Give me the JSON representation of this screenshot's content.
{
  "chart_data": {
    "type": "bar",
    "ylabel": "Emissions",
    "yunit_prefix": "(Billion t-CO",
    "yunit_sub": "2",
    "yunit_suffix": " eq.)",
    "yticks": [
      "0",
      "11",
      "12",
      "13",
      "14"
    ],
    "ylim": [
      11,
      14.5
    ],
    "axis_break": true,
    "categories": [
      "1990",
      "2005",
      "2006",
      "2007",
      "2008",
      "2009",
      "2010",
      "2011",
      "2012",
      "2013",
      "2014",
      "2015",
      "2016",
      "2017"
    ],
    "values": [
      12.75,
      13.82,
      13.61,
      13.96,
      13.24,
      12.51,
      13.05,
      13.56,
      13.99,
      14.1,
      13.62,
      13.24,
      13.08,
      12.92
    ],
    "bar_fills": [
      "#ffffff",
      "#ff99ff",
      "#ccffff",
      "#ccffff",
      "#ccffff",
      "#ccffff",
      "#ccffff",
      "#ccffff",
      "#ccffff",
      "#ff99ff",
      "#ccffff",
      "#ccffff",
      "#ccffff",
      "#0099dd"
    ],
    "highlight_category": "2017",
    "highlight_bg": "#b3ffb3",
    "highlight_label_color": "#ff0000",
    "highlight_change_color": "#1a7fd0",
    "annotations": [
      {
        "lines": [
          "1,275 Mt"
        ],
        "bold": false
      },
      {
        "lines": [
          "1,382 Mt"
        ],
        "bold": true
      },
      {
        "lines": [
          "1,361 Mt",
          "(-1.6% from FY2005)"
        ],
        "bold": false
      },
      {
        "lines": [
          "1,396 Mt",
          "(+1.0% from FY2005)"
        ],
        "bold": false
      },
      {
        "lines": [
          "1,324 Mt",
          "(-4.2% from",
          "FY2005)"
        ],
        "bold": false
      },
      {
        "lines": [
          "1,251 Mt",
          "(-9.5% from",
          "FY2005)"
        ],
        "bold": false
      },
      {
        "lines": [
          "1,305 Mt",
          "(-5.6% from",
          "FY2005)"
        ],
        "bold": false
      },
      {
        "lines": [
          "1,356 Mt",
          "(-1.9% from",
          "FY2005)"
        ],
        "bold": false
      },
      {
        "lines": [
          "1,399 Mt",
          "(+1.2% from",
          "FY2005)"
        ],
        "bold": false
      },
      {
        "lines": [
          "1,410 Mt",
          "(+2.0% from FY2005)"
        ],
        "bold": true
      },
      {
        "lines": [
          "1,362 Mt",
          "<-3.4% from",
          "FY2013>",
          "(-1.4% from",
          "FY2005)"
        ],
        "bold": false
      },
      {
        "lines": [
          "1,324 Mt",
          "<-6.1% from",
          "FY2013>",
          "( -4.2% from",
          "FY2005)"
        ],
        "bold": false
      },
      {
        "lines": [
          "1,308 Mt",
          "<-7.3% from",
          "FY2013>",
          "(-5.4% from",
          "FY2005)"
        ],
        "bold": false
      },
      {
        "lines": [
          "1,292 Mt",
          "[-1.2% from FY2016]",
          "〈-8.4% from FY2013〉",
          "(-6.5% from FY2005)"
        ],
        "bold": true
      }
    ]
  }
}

#####

All the entries above need to be reproduced exactly.

PROBLEM SOLUTION:
Give me the JSON representation of this screenshot's content.
{
  "chart_data": {
    "type": "bar",
    "ylabel": "Emissions",
    "yunit_prefix": "(Billion t-CO",
    "yunit_sub": "2",
    "yunit_suffix": " eq.)",
    "yticks": [
      "0",
      "11",
      "12",
      "13",
      "14"
    ],
    "ylim": [
      11,
      14.5
    ],
    "axis_break": true,
    "categories": [
      "1990",
      "2005",
      "2006",
      "2007",
      "2008",
      "2009",
      "2010",
      "2011",
      "2012",
      "2013",
      "2014",
      "2015",
      "2016",
      "2017"
    ],
    "values": [
      12.75,
      13.82,
      13.61,
      13.96,
      13.24,
      12.51,
      13.05,
      13.56,
      13.99,
      14.1,
      13.62,
      13.24,
      13.08,
      12.92
    ],
    "bar_fills": [
      "#ffffff",
      "#ff99ff",
      "#ccffff",
      "#ccffff",
      "#ccffff",
      "#ccffff",
      "#ccffff",
      "#ccffff",
      "#ccffff",
      "#ff99ff",
      "#ccffff",
      "#ccffff",
      "#ccffff",
      "#0099dd"
    ],
    "highlight_category": "2017",
    "highlight_bg": "#b3ffb3",
    "highlight_label_color": "#ff0000",
    "highlight_change_color": "#1a7fd0",
    "annotations": [
      {
        "lines": [
          "1,275 Mt"
        ],
        "bold": false
      },
      {
        "lines": [
          "1,382 Mt"
        ],
        "bold": true
      },
      {
        "lines": [
          "1,361 Mt",
          "(-1.6% from FY2005)"
        ],
        "bold": false
      },
      {
        "lines": [
          "1,396 Mt",
          "(+1.0% from FY2005)"
        ],
        "bold": false
      },
      {
        "lines": [
          "1,324 Mt",
          "(-4.2% from",
          "FY2005)"
        ],
        "bold": false
      },
      {
        "lines": [
          "1,251 Mt",
          "(-9.5% from",
          "FY2005)"
        ],
        "bold": false
      },
      {
        "lines": [
          "1,305 Mt",
          "(-5.6% from",
          "FY2005)"
        ],
        "bold": false
      },
      {
        "lines": [
          "1,356 Mt",
          "(-1.9% from",
          "FY2005)"
        ],
        "bold": false
      },
      {
        "lines": [
          "1,399 Mt",
          "(+1.2% from",
          "FY2005)"
        ],
        "bold": false
      },
      {
        "lines": [
          "1,410 Mt",
          "(+2.0% from FY2005)"
        ],
        "bold": true
      },
      {
        "lines": [
          "1,362 Mt",
          "<-3.4% from",
          "FY2013>",
          "(-1.4% from",
          "FY2005)"
        ],
        "bold": false
      },
      {
        "lines": [
          "1,324 Mt",
          "<-6.1% from",
          "FY2013>",
          "( -4.2% from",
          "FY2005)"
        ],
        "bold": false
      },
      {
        "lines": [
          "1,308 Mt",
          "<-7.3% from",
          "FY2013>",
          "(-5.4% from",
          "FY2005)"
        ],
        "bold": false
      },
      {
        "lines": [
          "1,292 Mt",
          "[-1.2% from FY2016]",
          "〈-8.4% from FY2013〉",
          "(-6.5% from FY2005)"
        ],
        "bold": true
      }
    ]
  }
}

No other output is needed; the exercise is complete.